Written instruction ->
Quote the data below in full, please, without altering anything.

[Stored data]
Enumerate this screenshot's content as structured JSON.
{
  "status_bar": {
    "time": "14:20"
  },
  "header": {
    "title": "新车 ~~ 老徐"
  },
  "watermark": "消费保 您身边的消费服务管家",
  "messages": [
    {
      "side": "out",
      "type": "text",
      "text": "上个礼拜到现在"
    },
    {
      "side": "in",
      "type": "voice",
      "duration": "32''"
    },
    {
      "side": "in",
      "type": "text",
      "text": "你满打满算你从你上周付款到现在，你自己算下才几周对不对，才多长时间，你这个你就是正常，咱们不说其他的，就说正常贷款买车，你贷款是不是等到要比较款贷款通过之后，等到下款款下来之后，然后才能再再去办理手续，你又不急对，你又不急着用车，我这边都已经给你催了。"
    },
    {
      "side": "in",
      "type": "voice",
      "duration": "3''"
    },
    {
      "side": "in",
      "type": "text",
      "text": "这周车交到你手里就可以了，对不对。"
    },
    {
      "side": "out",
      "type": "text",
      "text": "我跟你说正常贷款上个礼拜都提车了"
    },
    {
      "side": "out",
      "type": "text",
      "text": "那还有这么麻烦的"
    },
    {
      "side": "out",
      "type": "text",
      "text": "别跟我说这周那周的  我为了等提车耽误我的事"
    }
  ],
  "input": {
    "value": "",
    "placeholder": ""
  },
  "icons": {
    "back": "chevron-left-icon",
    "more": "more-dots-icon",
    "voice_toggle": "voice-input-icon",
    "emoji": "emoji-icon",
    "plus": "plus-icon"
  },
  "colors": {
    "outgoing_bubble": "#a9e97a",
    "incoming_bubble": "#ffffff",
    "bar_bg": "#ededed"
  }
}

Task result ->
Enumerate this screenshot's content as structured JSON.
{
  "status_bar": {
    "time": "14:20"
  },
  "header": {
    "title": "新车 ~~ 老徐"
  },
  "watermark": "消费保 您身边的消费服务管家",
  "messages": [
    {
      "side": "out",
      "type": "text",
      "text": "上个礼拜到现在"
    },
    {
      "side": "in",
      "type": "voice",
      "duration": "32''"
    },
    {
      "side": "in",
      "type": "text",
      "text": "你满打满算你从你上周付款到现在，你自己算下才几周对不对，才多长时间，你这个你就是正常，咱们不说其他的，就说正常贷款买车，你贷款是不是等到要比较款贷款通过之后，等到下款款下来之后，然后才能再再去办理手续，你又不急对，你又不急着用车，我这边都已经给你催了。"
    },
    {
      "side": "in",
      "type": "voice",
      "duration": "3''"
    },
    {
      "side": "in",
      "type": "text",
      "text": "这周车交到你手里就可以了，对不对。"
    },
    {
      "side": "out",
      "type": "text",
      "text": "我跟你说正常贷款上个礼拜都提车了"
    },
    {
      "side": "out",
      "type": "text",
      "text": "那还有这么麻烦的"
    },
    {
      "side": "out",
      "type": "text",
      "text": "别跟我说这周那周的  我为了等提车耽误我的事"
    }
  ],
  "input": {
    "value": "",
    "placeholder": ""
  },
  "icons": {
    "back": "chevron-left-icon",
    "more": "more-dots-icon",
    "voice_toggle": "voice-input-icon",
    "emoji": "emoji-icon",
    "plus": "plus-icon"
  },
  "colors": {
    "outgoing_bubble": "#a9e97a",
    "incoming_bubble": "#ffffff",
    "bar_bg": "#ededed"
  }
}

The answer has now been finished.